**Data listing:**
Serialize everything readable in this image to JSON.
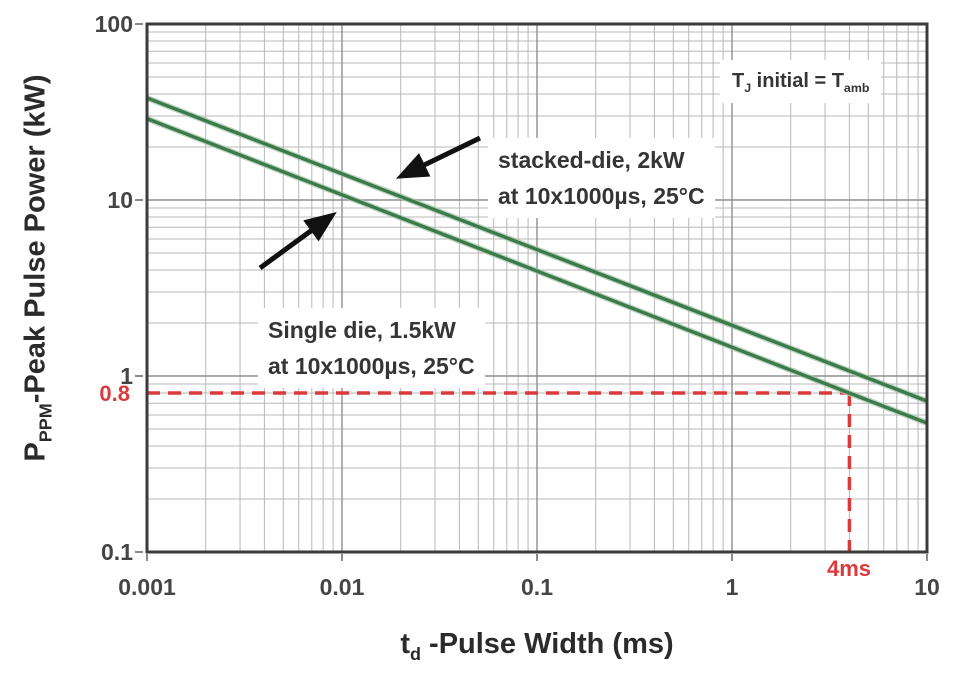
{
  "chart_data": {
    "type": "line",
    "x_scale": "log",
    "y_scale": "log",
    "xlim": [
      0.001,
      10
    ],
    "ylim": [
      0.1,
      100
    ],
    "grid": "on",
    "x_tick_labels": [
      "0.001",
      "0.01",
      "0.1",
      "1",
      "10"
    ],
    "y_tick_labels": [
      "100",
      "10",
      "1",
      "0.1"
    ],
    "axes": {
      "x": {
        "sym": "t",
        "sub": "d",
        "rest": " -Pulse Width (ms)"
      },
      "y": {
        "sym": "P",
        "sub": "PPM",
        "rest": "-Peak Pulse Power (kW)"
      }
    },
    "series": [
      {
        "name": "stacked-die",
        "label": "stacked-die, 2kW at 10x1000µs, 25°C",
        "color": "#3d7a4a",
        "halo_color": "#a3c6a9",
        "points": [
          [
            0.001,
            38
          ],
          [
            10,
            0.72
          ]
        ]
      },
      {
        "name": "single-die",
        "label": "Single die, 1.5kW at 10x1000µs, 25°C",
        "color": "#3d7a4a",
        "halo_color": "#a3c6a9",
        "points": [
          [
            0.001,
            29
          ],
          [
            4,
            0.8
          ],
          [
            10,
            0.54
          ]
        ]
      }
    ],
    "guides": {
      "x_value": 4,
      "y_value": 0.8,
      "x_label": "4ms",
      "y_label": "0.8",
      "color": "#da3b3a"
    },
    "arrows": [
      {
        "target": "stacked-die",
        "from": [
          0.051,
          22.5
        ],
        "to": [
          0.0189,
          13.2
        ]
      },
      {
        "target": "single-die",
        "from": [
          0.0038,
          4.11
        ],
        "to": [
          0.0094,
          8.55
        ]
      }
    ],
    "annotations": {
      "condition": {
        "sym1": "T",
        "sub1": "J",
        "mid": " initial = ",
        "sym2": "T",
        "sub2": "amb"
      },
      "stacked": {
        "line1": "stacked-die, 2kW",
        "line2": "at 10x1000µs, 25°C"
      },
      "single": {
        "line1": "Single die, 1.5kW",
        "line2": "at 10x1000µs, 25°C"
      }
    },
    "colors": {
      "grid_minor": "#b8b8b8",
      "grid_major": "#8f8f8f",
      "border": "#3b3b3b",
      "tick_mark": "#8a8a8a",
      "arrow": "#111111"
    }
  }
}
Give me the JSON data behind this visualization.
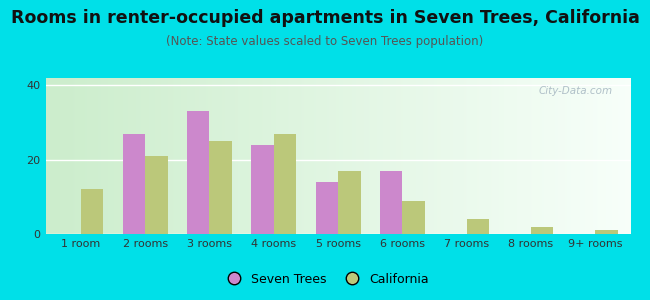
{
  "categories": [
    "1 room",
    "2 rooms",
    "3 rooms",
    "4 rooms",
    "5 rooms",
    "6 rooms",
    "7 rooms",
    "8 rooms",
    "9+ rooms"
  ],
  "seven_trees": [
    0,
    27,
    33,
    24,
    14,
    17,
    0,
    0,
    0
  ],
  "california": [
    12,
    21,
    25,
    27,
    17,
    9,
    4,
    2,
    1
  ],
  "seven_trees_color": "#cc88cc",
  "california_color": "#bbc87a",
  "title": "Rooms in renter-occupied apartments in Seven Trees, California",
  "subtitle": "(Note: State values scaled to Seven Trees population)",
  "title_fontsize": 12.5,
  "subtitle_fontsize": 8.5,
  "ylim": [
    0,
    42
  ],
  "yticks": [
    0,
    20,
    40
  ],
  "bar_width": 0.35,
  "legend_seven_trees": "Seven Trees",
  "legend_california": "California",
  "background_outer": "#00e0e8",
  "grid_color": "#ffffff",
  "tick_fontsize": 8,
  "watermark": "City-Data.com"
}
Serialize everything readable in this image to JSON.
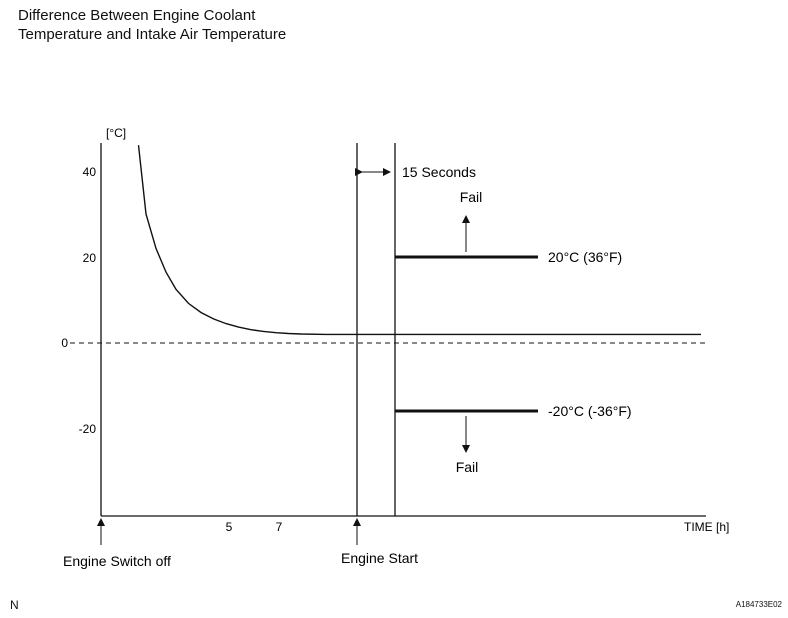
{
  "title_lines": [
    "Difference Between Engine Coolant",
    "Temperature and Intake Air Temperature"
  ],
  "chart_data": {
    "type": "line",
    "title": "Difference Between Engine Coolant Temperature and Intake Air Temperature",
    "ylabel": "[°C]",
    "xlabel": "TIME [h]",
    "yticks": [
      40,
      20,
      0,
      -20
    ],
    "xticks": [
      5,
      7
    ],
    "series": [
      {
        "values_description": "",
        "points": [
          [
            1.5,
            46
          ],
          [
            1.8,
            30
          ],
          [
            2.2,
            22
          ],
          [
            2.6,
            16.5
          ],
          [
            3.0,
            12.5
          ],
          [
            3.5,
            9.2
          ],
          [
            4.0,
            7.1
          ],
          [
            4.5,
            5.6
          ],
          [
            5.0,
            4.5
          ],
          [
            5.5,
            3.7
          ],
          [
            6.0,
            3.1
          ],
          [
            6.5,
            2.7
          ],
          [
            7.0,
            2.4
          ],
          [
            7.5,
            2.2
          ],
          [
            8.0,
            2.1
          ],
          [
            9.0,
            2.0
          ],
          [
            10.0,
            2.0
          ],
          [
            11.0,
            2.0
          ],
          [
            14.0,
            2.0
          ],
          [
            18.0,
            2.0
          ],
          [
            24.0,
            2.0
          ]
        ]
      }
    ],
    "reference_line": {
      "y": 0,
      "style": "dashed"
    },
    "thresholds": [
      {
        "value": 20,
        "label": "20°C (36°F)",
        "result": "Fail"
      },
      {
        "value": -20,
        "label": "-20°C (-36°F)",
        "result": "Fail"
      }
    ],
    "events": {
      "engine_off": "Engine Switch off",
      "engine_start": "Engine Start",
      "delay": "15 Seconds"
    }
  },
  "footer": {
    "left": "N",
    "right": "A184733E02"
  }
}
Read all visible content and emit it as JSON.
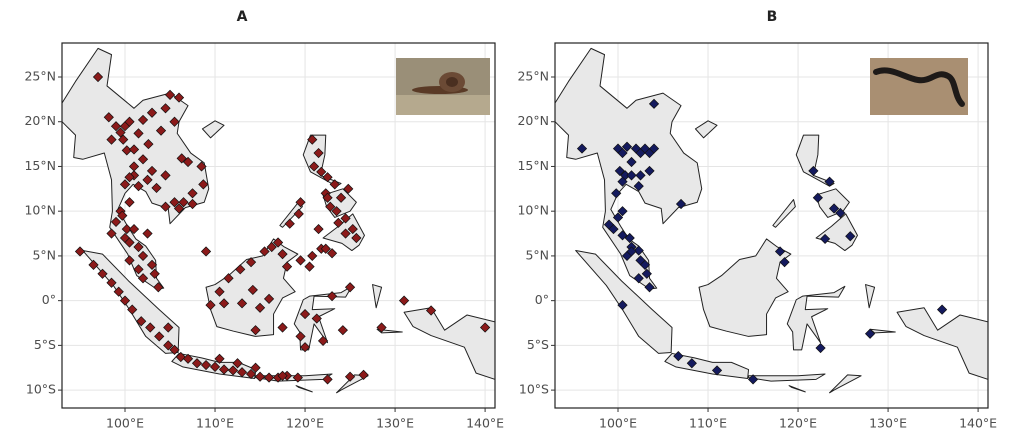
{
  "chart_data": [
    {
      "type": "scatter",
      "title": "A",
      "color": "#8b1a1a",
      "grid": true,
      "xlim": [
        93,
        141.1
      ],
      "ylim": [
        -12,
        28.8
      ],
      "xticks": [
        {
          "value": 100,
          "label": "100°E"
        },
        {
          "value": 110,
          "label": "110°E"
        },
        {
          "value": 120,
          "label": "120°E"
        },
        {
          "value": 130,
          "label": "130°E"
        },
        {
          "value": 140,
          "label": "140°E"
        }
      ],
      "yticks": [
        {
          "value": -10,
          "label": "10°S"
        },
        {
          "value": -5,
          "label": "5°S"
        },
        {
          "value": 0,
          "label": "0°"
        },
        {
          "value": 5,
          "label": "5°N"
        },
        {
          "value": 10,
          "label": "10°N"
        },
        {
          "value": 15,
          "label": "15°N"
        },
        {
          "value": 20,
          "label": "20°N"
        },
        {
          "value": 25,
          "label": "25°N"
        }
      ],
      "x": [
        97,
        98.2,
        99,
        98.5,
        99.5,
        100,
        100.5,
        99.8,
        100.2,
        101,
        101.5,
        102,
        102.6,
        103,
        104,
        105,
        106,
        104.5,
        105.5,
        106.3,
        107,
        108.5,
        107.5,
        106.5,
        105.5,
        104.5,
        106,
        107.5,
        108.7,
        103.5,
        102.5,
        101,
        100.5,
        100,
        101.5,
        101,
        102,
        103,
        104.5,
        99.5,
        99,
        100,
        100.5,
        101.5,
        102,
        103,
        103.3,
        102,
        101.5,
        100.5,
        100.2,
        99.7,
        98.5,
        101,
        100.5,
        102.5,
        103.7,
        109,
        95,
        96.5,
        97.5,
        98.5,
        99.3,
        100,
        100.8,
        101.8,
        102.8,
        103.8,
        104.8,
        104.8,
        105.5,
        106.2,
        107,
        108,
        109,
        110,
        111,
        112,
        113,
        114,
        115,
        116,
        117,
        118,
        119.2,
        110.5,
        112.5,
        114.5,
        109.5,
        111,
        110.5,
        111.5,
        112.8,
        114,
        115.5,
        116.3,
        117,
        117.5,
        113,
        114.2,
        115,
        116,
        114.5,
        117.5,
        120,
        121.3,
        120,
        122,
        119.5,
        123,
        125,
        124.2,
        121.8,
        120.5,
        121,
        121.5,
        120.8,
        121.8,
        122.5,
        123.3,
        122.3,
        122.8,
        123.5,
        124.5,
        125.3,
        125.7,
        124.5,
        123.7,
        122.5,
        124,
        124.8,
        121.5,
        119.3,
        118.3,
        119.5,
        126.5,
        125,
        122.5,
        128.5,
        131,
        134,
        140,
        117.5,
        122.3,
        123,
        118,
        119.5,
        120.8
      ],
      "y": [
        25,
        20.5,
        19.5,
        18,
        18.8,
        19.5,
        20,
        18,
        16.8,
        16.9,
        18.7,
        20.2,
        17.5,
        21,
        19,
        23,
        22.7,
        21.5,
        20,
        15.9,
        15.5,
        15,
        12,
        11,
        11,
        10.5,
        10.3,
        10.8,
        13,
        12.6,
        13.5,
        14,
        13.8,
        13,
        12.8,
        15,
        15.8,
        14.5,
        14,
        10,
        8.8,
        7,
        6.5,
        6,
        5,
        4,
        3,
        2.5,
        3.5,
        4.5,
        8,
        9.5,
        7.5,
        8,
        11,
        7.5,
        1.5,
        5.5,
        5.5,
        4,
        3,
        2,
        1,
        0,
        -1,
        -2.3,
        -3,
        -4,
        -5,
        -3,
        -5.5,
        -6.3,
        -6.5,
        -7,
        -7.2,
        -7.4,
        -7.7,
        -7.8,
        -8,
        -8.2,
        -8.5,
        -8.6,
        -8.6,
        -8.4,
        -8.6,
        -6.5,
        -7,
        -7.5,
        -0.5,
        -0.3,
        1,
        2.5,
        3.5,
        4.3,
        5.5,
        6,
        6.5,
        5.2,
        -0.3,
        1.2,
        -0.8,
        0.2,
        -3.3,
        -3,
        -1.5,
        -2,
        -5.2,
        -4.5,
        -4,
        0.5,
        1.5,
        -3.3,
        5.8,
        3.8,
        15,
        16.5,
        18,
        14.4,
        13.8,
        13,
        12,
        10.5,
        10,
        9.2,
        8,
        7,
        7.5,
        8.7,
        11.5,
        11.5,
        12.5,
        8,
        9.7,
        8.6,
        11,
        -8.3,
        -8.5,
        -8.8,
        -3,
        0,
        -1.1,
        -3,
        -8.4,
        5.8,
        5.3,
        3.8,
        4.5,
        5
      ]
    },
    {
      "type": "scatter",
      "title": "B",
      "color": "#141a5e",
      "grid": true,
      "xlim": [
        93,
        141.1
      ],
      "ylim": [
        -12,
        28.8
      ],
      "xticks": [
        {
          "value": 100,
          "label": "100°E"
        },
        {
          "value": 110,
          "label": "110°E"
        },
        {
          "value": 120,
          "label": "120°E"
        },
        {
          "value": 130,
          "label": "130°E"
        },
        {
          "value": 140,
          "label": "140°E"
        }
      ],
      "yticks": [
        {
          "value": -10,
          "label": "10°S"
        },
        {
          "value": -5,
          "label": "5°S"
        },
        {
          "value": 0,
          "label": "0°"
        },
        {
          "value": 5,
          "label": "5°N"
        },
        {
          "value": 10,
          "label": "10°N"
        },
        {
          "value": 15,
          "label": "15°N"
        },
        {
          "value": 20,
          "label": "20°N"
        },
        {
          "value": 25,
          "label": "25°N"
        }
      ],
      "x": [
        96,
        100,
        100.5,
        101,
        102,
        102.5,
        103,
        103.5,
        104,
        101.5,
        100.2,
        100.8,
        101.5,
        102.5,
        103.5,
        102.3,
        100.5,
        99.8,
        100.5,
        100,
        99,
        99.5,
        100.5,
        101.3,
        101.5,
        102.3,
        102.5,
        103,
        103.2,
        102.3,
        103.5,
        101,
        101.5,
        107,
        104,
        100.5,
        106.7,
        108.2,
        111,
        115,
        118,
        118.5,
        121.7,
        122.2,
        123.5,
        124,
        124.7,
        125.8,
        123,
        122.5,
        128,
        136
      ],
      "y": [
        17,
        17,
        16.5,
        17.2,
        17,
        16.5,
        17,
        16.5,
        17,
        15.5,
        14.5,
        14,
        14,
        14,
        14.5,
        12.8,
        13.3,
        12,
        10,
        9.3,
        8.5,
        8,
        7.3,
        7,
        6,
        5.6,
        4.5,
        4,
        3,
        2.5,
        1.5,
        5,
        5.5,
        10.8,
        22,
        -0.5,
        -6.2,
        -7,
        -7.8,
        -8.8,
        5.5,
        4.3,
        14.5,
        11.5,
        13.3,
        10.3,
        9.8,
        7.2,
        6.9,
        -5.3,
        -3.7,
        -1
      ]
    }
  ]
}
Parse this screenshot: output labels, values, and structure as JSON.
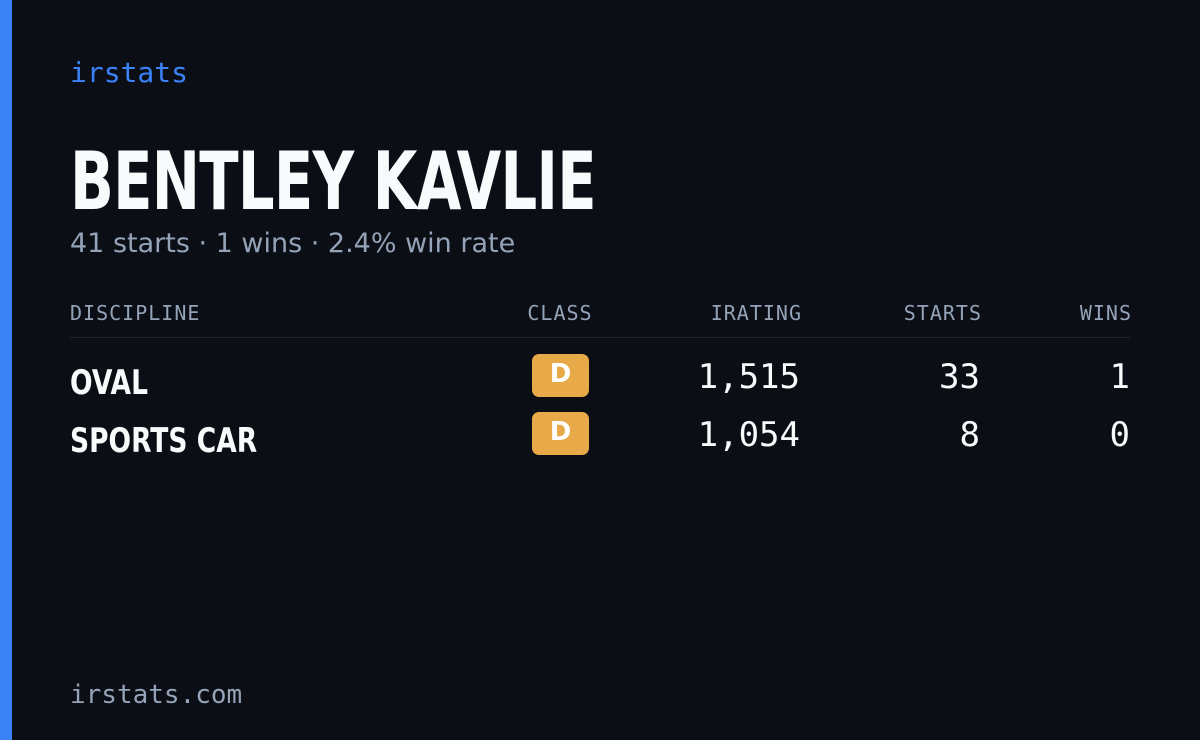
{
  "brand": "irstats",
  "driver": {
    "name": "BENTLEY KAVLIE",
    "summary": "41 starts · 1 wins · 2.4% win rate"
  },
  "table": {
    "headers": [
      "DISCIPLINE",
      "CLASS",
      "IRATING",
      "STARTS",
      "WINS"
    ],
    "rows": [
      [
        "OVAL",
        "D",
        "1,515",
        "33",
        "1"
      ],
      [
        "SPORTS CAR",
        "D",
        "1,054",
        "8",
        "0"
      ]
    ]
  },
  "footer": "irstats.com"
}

**Exercise requirements:**
Using the listing above, list every line in which the string "Pulse" occurs.

**Reply:**
        "rest": " -Pulse Width (ms)"
        "rest": "-Peak Pulse Power (kW)"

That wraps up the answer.